- _Required task_
Quote the lines below from the one containing "What data populates" to the final line, both ends included; exclude the pictures.

* Start Exercise material *

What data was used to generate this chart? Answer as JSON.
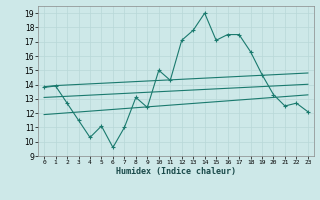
{
  "x": [
    0,
    1,
    2,
    3,
    4,
    5,
    6,
    7,
    8,
    9,
    10,
    11,
    12,
    13,
    14,
    15,
    16,
    17,
    18,
    19,
    20,
    21,
    22,
    23
  ],
  "y_main": [
    13.8,
    13.9,
    12.7,
    11.5,
    10.3,
    11.1,
    9.6,
    11.0,
    13.1,
    12.4,
    15.0,
    14.3,
    17.1,
    17.8,
    19.0,
    17.1,
    17.5,
    17.5,
    16.3,
    14.7,
    13.3,
    12.5,
    12.7,
    12.1
  ],
  "y_upper": [
    13.85,
    13.93,
    13.97,
    14.01,
    14.05,
    14.09,
    14.13,
    14.17,
    14.21,
    14.25,
    14.29,
    14.33,
    14.37,
    14.41,
    14.45,
    14.49,
    14.53,
    14.57,
    14.61,
    14.65,
    14.69,
    14.73,
    14.77,
    14.81
  ],
  "y_mid": [
    13.1,
    13.14,
    13.18,
    13.22,
    13.26,
    13.3,
    13.34,
    13.38,
    13.42,
    13.46,
    13.5,
    13.54,
    13.58,
    13.62,
    13.66,
    13.7,
    13.74,
    13.78,
    13.82,
    13.86,
    13.9,
    13.94,
    13.98,
    14.02
  ],
  "y_lower": [
    11.9,
    11.96,
    12.02,
    12.08,
    12.14,
    12.2,
    12.26,
    12.32,
    12.38,
    12.44,
    12.5,
    12.56,
    12.62,
    12.68,
    12.74,
    12.8,
    12.86,
    12.92,
    12.98,
    13.04,
    13.1,
    13.16,
    13.22,
    13.28
  ],
  "color": "#1a7a6e",
  "bg_color": "#cde8e8",
  "grid_color": "#b8d8d8",
  "xlabel": "Humidex (Indice chaleur)",
  "ylim": [
    9,
    19.5
  ],
  "yticks": [
    9,
    10,
    11,
    12,
    13,
    14,
    15,
    16,
    17,
    18,
    19
  ],
  "xticks": [
    0,
    1,
    2,
    3,
    4,
    5,
    6,
    7,
    8,
    9,
    10,
    11,
    12,
    13,
    14,
    15,
    16,
    17,
    18,
    19,
    20,
    21,
    22,
    23
  ],
  "xticklabels": [
    "0",
    "1",
    "2",
    "3",
    "4",
    "5",
    "6",
    "7",
    "8",
    "9",
    "10",
    "11",
    "12",
    "13",
    "14",
    "15",
    "16",
    "17",
    "18",
    "19",
    "20",
    "21",
    "22",
    "23"
  ]
}
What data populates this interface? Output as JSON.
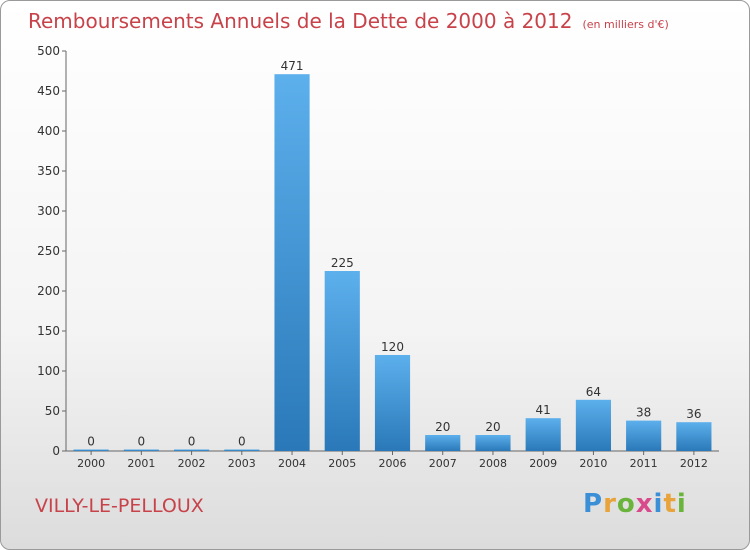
{
  "title": "Remboursements Annuels de la Dette de 2000 à 2012",
  "unit_label": "(en milliers d'€)",
  "commune": "VILLY-LE-PELLOUX",
  "logo": {
    "letters": [
      "P",
      "r",
      "o",
      "x",
      "i",
      "t",
      "i"
    ],
    "colors": [
      "#3a8fd6",
      "#e8a33a",
      "#6ab43c",
      "#d94a8c",
      "#3a8fd6",
      "#e8a33a",
      "#6ab43c"
    ]
  },
  "chart_data": {
    "type": "bar",
    "categories": [
      "2000",
      "2001",
      "2002",
      "2003",
      "2004",
      "2005",
      "2006",
      "2007",
      "2008",
      "2009",
      "2010",
      "2011",
      "2012"
    ],
    "values": [
      0,
      0,
      0,
      0,
      471,
      225,
      120,
      20,
      20,
      41,
      64,
      38,
      36
    ],
    "ylim": [
      0,
      500
    ],
    "yticks": [
      0,
      50,
      100,
      150,
      200,
      250,
      300,
      350,
      400,
      450,
      500
    ],
    "grid": false,
    "bar_color": "#3c98dc"
  }
}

* End Exercise material *

- _In response_
What data populates this interface? Output as JSON.
{
  "title": "Remboursements Annuels de la Dette de 2000 à 2012",
  "unit_label": "(en milliers d'€)",
  "commune": "VILLY-LE-PELLOUX",
  "logo": {
    "letters": [
      "P",
      "r",
      "o",
      "x",
      "i",
      "t",
      "i"
    ],
    "colors": [
      "#3a8fd6",
      "#e8a33a",
      "#6ab43c",
      "#d94a8c",
      "#3a8fd6",
      "#e8a33a",
      "#6ab43c"
    ]
  },
  "chart_data": {
    "type": "bar",
    "categories": [
      "2000",
      "2001",
      "2002",
      "2003",
      "2004",
      "2005",
      "2006",
      "2007",
      "2008",
      "2009",
      "2010",
      "2011",
      "2012"
    ],
    "values": [
      0,
      0,
      0,
      0,
      471,
      225,
      120,
      20,
      20,
      41,
      64,
      38,
      36
    ],
    "ylim": [
      0,
      500
    ],
    "yticks": [
      0,
      50,
      100,
      150,
      200,
      250,
      300,
      350,
      400,
      450,
      500
    ],
    "grid": false,
    "bar_color": "#3c98dc"
  }
}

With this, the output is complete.